■ **Aim**
Find the string "this" in the entries and copy each line that has it.

■ **Given entries**
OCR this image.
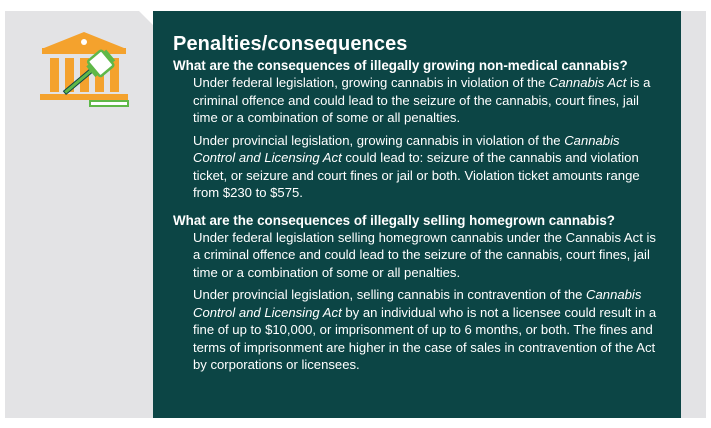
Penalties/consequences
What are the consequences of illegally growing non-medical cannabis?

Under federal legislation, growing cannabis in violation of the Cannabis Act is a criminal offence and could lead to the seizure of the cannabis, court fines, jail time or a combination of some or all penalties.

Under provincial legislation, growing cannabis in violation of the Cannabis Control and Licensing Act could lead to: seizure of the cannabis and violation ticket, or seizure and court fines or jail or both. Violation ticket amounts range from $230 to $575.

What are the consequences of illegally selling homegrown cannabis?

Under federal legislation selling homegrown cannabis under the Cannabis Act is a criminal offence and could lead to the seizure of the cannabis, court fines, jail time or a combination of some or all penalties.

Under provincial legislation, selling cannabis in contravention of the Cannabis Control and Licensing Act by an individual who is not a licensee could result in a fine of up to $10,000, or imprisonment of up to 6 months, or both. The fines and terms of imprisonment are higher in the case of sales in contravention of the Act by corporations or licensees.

==

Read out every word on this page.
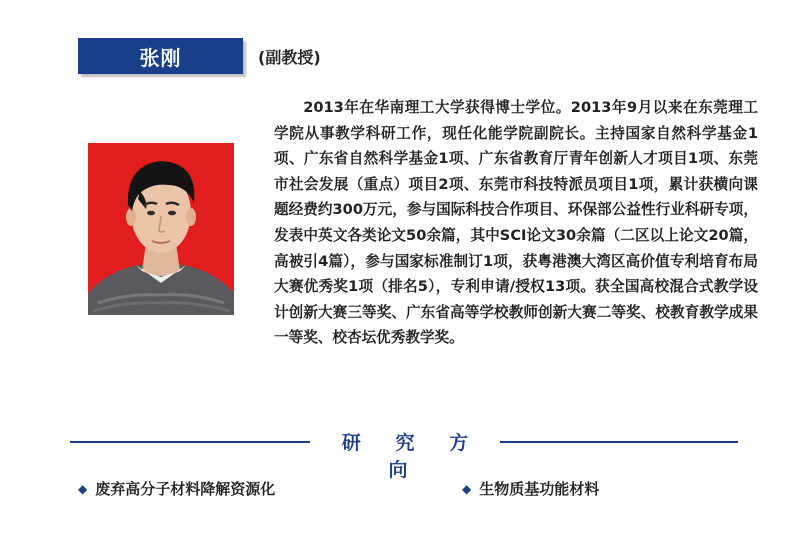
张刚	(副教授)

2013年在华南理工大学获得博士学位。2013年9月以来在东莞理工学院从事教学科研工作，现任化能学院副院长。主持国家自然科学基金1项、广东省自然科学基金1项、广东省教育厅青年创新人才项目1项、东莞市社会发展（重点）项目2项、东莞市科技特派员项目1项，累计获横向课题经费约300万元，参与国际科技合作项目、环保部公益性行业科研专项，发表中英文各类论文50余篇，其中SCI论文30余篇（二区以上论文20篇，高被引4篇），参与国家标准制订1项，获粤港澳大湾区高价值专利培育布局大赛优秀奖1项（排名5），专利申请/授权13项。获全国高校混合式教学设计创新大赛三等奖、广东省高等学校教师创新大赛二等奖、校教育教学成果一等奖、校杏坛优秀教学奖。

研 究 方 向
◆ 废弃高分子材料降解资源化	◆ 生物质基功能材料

■ **Task answer**
OCR this image.
Read out every word on this page.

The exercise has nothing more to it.